***** THE DATA
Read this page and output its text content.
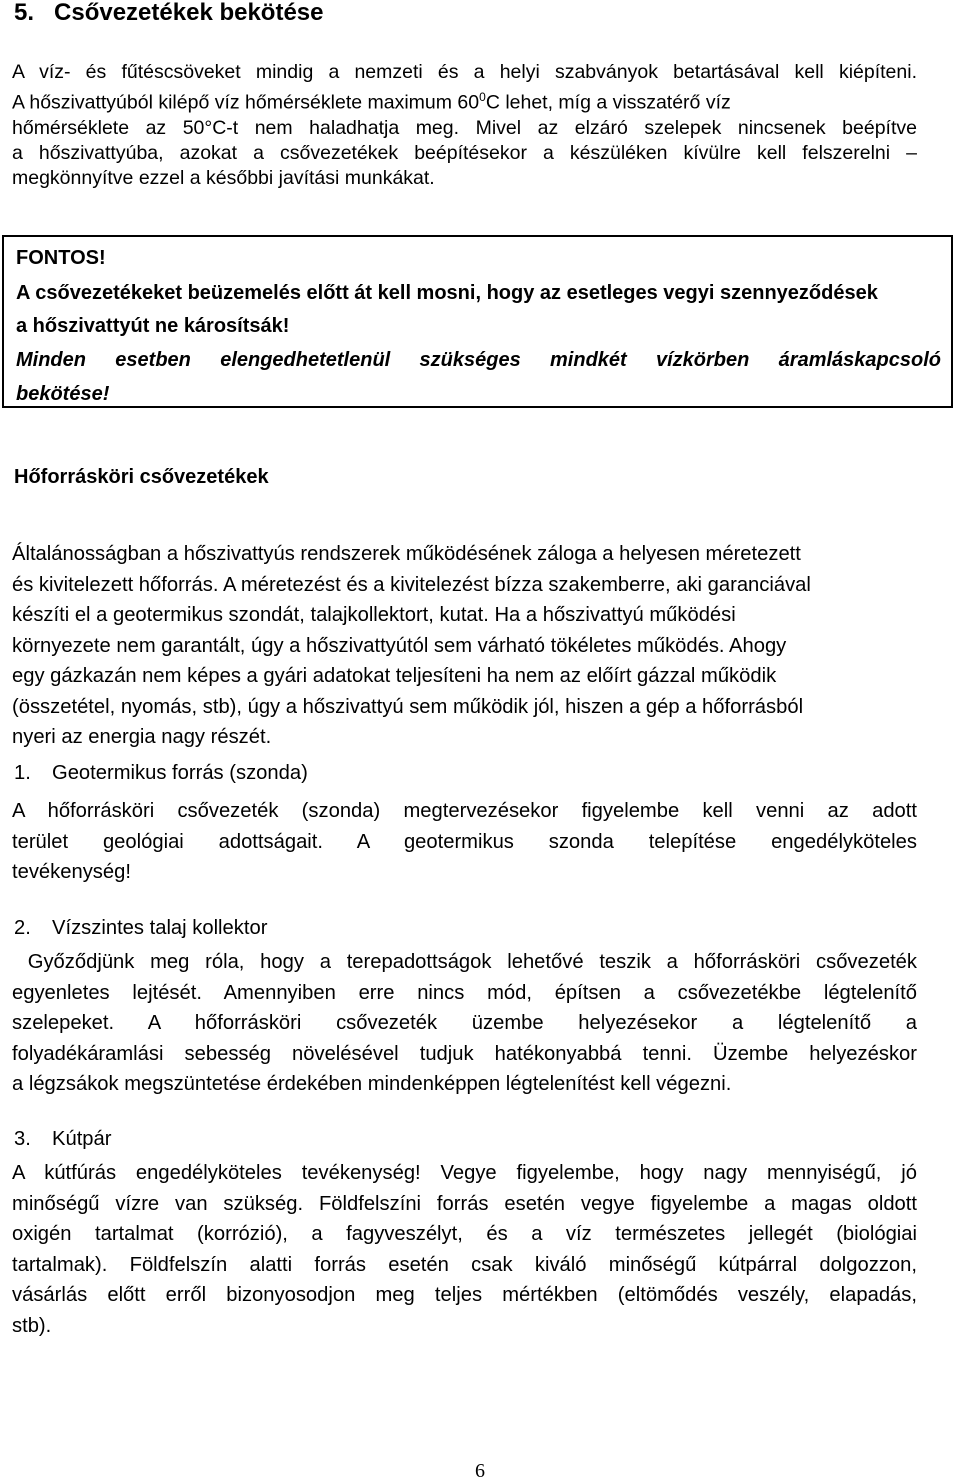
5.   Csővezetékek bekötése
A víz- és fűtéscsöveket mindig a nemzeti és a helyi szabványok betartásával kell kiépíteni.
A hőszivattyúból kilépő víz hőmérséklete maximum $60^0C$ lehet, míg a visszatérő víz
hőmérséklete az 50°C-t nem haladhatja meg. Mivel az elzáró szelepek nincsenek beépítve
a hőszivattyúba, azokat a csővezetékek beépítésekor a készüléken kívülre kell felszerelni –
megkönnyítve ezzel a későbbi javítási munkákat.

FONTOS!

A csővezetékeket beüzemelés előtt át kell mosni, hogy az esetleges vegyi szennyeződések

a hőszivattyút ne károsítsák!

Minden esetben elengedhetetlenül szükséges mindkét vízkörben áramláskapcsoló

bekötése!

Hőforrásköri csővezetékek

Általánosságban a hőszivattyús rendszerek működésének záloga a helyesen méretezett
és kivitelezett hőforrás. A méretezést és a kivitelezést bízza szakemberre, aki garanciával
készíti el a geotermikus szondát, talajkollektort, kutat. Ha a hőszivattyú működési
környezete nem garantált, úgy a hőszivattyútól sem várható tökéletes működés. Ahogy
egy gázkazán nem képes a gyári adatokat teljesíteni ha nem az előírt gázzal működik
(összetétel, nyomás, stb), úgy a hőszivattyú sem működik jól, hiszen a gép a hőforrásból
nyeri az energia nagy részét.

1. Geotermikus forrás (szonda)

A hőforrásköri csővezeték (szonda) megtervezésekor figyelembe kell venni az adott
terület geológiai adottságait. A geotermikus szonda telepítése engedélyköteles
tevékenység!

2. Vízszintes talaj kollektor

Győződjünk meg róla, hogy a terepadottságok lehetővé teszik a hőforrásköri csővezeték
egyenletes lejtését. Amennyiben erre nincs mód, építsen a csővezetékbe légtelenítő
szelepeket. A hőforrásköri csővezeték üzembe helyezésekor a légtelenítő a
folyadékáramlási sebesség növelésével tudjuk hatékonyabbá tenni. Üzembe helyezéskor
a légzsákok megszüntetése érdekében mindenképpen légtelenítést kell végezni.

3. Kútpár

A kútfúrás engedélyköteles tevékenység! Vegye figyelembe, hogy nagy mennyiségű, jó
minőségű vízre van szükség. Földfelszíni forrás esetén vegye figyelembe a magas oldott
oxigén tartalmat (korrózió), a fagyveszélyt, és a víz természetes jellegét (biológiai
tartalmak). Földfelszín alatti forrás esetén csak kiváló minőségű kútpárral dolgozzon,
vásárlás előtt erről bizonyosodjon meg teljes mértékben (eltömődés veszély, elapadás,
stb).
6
**********
***** THE DATA
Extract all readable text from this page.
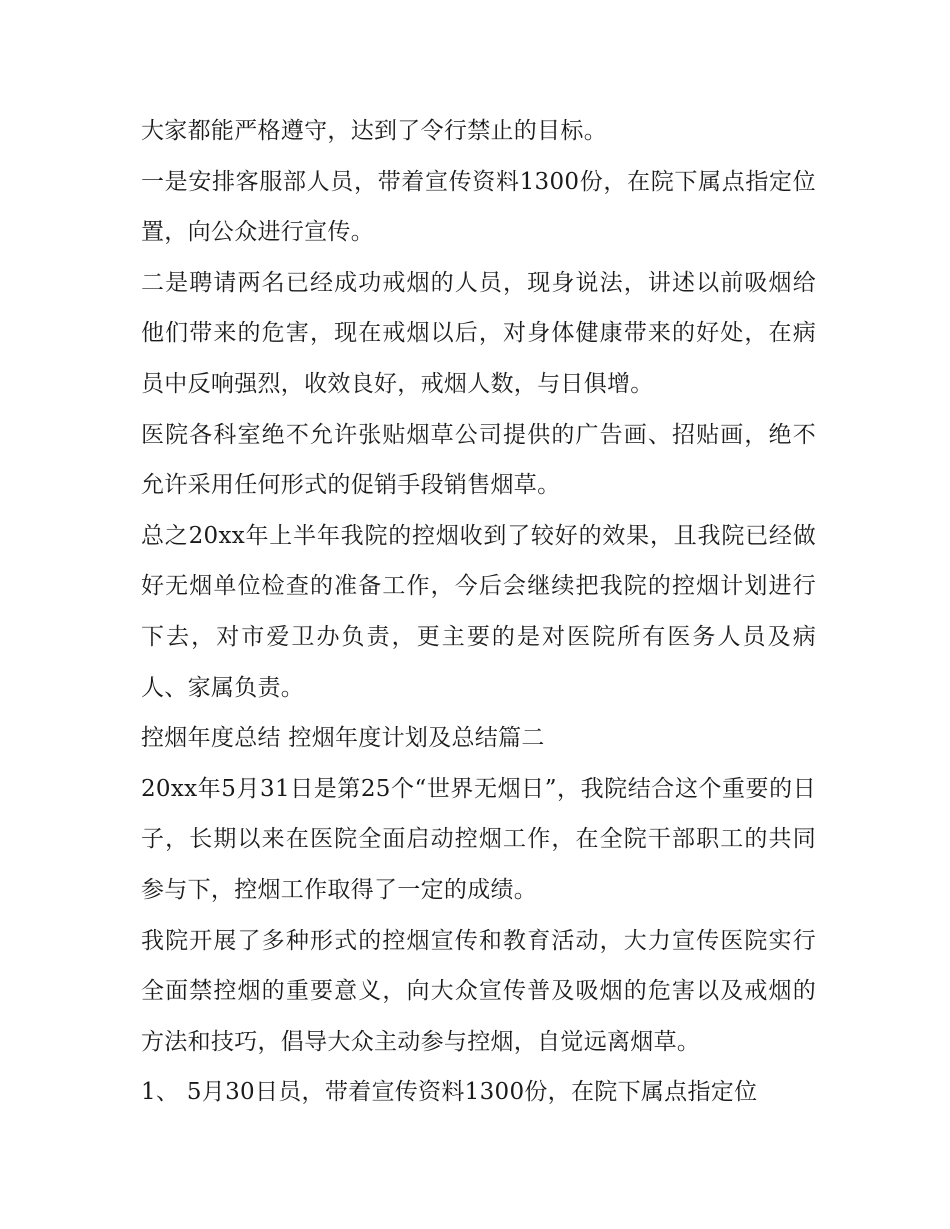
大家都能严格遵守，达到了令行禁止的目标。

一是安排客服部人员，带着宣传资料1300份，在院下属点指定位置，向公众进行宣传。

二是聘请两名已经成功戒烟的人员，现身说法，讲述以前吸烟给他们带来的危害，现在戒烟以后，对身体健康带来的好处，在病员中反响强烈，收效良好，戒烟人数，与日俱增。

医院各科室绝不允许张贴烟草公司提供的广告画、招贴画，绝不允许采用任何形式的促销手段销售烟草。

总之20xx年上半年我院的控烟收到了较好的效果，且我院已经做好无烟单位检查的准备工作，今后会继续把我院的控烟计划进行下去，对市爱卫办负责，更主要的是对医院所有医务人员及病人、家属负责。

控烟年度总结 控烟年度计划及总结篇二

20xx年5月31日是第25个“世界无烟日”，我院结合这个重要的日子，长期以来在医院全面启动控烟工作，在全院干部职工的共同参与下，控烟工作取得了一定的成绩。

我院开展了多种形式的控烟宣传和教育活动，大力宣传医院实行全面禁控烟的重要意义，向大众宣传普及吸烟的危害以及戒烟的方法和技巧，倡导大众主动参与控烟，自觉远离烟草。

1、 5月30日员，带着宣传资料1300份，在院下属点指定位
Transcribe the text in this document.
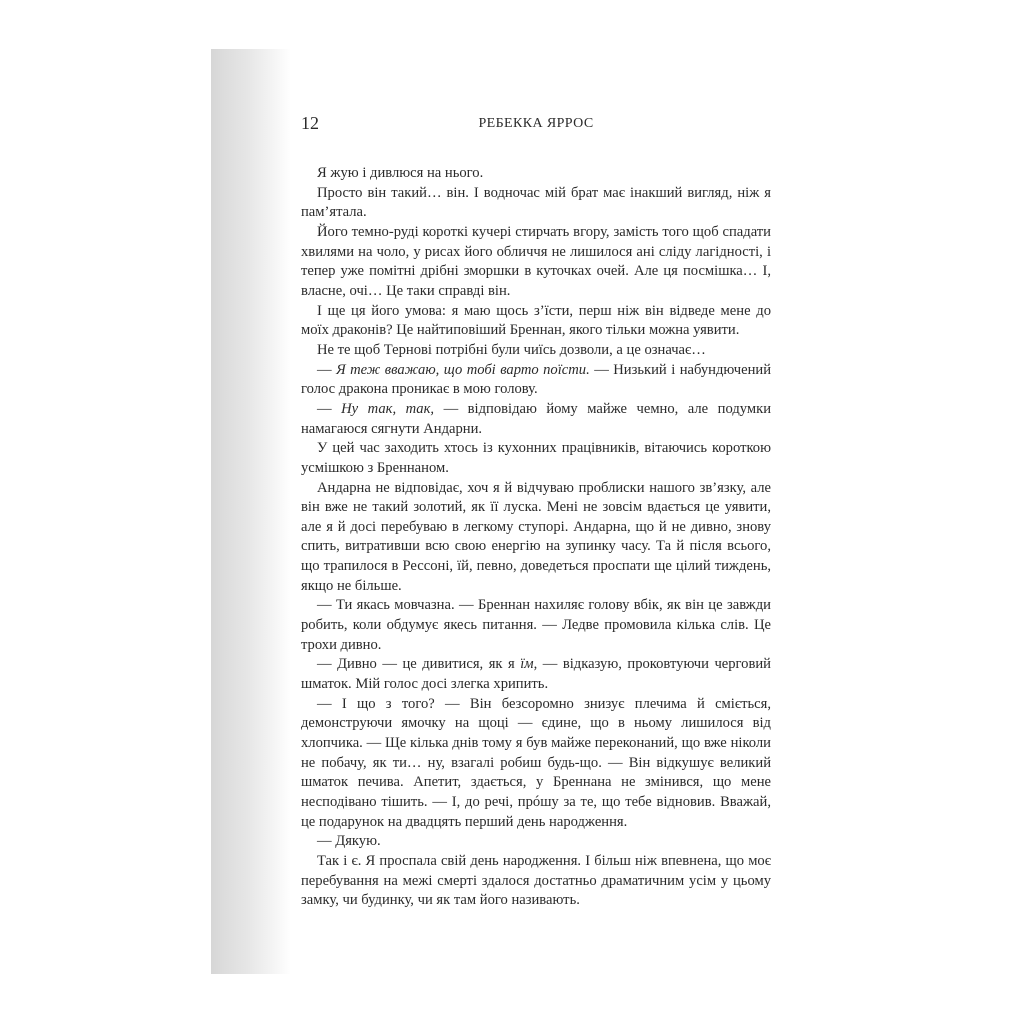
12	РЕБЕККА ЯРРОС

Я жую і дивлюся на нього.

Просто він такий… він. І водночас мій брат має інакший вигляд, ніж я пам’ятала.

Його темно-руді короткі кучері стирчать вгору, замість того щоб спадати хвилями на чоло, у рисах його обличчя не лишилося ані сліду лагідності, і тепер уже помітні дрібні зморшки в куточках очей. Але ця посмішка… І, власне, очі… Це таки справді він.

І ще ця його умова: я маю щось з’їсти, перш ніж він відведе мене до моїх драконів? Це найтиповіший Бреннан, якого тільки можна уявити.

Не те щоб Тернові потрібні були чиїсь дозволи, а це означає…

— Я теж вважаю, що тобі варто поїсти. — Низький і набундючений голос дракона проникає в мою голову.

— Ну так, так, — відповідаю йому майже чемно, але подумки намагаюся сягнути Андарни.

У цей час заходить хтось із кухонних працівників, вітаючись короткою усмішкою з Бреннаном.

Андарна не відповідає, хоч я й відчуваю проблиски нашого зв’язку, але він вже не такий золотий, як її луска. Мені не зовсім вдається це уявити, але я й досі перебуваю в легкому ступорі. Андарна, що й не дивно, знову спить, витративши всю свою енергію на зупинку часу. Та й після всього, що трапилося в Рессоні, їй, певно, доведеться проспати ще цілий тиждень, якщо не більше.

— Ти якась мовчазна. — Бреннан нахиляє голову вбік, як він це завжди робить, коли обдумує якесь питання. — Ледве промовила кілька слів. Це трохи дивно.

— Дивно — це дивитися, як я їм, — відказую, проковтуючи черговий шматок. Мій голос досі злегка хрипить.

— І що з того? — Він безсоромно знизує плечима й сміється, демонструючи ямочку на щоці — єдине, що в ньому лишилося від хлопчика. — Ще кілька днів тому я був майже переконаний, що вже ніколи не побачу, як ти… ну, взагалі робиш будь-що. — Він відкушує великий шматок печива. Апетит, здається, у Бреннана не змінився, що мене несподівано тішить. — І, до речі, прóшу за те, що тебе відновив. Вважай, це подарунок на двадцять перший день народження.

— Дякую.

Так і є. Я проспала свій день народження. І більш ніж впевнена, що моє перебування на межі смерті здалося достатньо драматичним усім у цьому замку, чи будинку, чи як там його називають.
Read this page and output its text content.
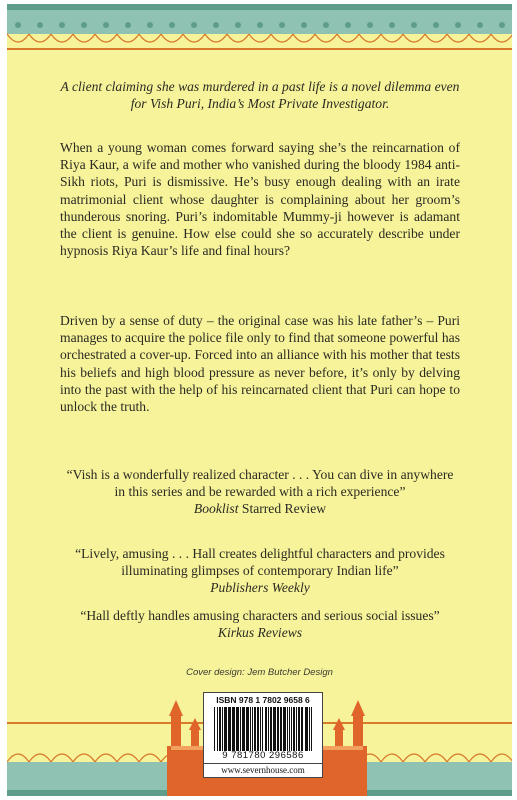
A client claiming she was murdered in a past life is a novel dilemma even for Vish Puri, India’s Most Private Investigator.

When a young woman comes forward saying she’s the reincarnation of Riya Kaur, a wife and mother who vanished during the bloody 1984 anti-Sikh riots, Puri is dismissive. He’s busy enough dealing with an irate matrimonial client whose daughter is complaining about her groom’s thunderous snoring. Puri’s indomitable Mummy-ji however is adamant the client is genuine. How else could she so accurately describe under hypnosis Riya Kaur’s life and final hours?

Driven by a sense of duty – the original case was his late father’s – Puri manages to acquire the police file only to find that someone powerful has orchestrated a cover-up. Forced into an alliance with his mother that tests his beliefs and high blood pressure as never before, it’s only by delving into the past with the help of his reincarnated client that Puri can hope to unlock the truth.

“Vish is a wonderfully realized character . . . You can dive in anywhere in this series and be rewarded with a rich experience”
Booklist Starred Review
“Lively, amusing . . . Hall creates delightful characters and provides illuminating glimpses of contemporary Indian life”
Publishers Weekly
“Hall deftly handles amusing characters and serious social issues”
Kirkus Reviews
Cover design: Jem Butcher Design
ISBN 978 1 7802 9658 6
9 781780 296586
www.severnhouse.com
**********
Where a line above includes "előtt", copy that line.

A csővezetékeket beüzemelés előtt át kell mosni, hogy az esetleges vegyi szennyeződések
vásárlás előtt erről bizonyosodjon meg teljes mértékben (eltömődés veszély, elapadás,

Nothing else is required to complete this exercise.